__Exercise prompt__.
Skip the pictures and repeat each line of the data exactly.

__Items__.
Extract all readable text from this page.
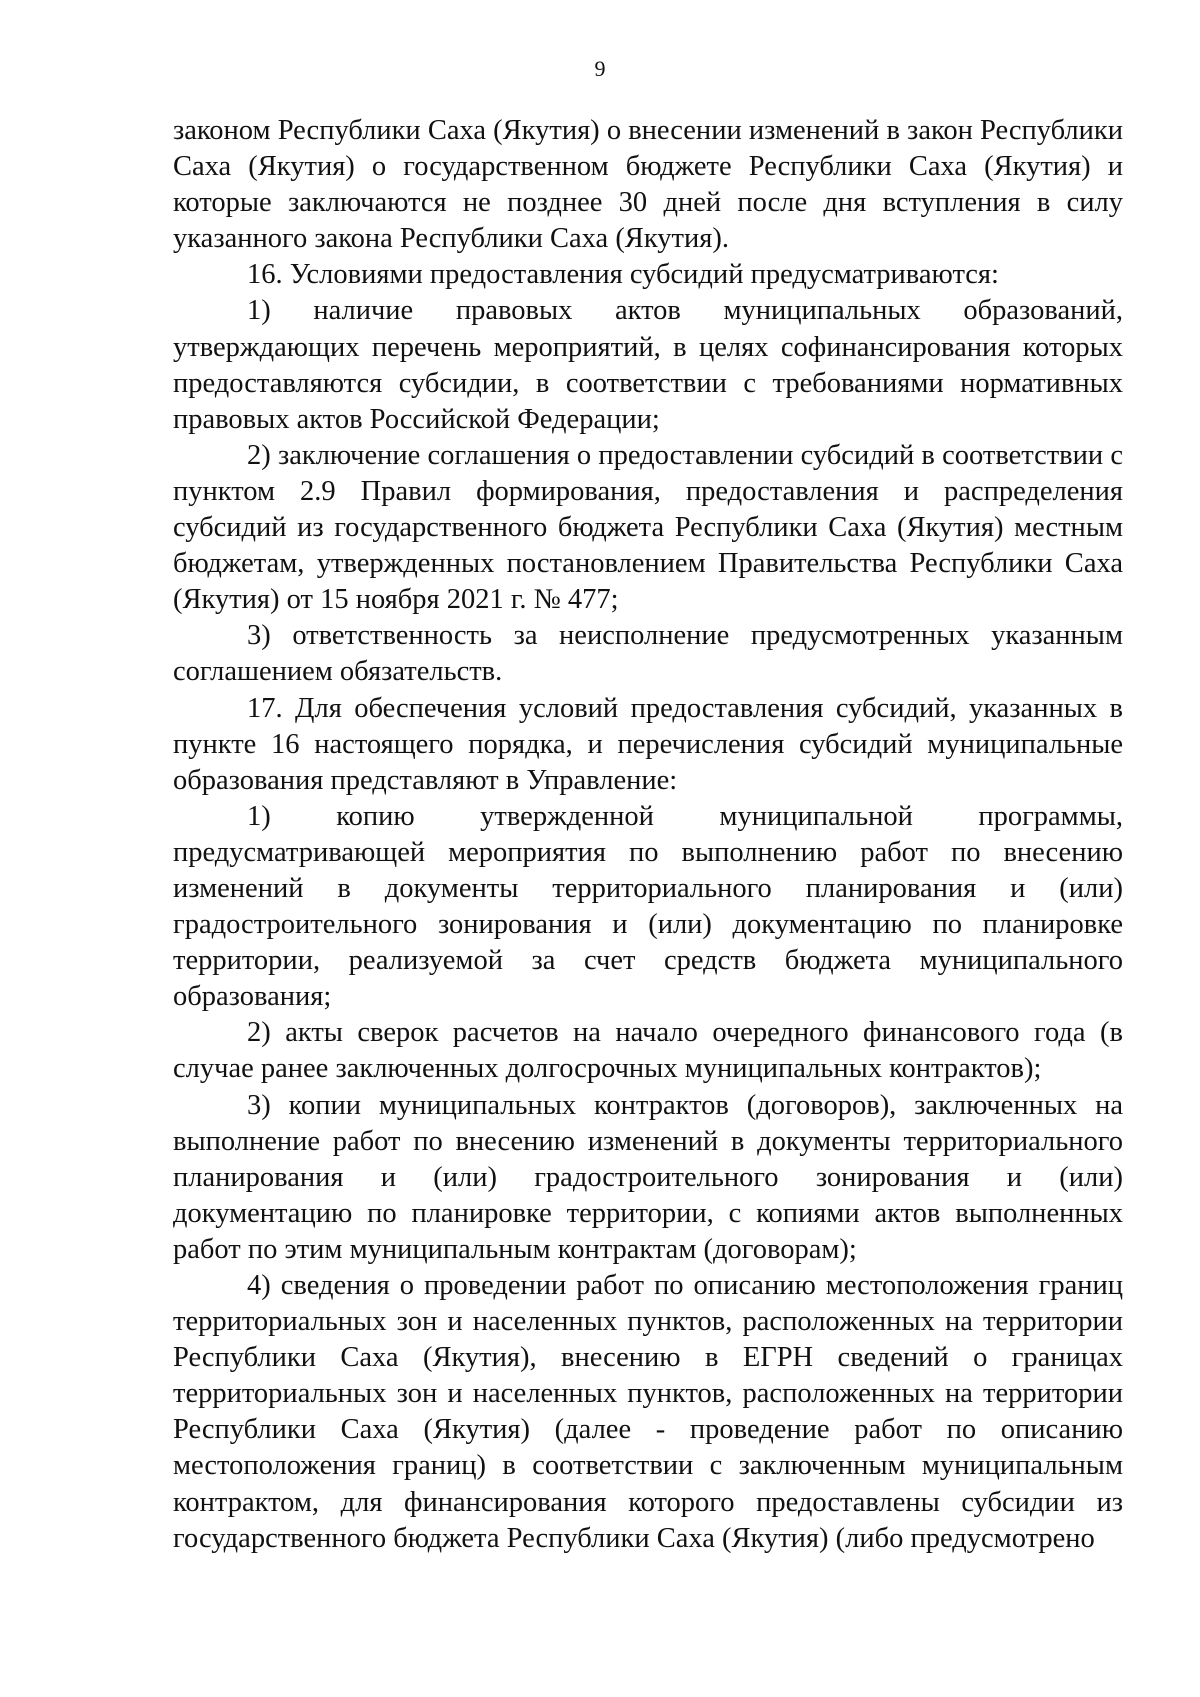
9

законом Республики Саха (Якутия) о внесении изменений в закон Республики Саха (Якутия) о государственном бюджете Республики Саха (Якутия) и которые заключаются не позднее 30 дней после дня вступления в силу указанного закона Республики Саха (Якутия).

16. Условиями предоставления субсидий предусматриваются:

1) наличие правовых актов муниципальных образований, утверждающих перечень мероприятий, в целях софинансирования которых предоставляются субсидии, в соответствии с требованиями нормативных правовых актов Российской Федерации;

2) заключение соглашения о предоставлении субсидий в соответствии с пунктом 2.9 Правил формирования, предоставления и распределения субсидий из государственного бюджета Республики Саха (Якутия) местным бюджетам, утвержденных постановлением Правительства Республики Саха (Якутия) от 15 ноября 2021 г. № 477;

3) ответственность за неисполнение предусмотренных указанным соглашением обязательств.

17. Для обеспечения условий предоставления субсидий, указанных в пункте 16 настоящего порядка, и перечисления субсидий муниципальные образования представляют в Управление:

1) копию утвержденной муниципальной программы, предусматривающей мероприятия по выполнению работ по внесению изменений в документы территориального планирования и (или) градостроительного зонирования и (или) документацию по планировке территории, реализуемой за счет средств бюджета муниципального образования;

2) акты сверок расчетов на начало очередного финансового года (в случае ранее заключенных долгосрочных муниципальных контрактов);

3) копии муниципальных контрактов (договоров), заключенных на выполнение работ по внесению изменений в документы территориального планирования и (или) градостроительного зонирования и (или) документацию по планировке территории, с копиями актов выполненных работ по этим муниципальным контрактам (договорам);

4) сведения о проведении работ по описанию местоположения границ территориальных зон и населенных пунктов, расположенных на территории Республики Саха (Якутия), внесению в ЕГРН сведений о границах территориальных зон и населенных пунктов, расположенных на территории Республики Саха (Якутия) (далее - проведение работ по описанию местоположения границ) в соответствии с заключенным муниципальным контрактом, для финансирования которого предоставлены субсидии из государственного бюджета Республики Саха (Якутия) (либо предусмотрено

__The answer__.
Extract all readable text from this page.
9

законом Республики Саха (Якутия) о внесении изменений в закон Республики Саха (Якутия) о государственном бюджете Республики Саха (Якутия) и которые заключаются не позднее 30 дней после дня вступления в силу указанного закона Республики Саха (Якутия).

16. Условиями предоставления субсидий предусматриваются:

1) наличие правовых актов муниципальных образований, утверждающих перечень мероприятий, в целях софинансирования которых предоставляются субсидии, в соответствии с требованиями нормативных правовых актов Российской Федерации;

2) заключение соглашения о предоставлении субсидий в соответствии с пунктом 2.9 Правил формирования, предоставления и распределения субсидий из государственного бюджета Республики Саха (Якутия) местным бюджетам, утвержденных постановлением Правительства Республики Саха (Якутия) от 15 ноября 2021 г. № 477;

3) ответственность за неисполнение предусмотренных указанным соглашением обязательств.

17. Для обеспечения условий предоставления субсидий, указанных в пункте 16 настоящего порядка, и перечисления субсидий муниципальные образования представляют в Управление:

1) копию утвержденной муниципальной программы, предусматривающей мероприятия по выполнению работ по внесению изменений в документы территориального планирования и (или) градостроительного зонирования и (или) документацию по планировке территории, реализуемой за счет средств бюджета муниципального образования;

2) акты сверок расчетов на начало очередного финансового года (в случае ранее заключенных долгосрочных муниципальных контрактов);

3) копии муниципальных контрактов (договоров), заключенных на выполнение работ по внесению изменений в документы территориального планирования и (или) градостроительного зонирования и (или) документацию по планировке территории, с копиями актов выполненных работ по этим муниципальным контрактам (договорам);

4) сведения о проведении работ по описанию местоположения границ территориальных зон и населенных пунктов, расположенных на территории Республики Саха (Якутия), внесению в ЕГРН сведений о границах территориальных зон и населенных пунктов, расположенных на территории Республики Саха (Якутия) (далее - проведение работ по описанию местоположения границ) в соответствии с заключенным муниципальным контрактом, для финансирования которого предоставлены субсидии из государственного бюджета Республики Саха (Якутия) (либо предусмотрено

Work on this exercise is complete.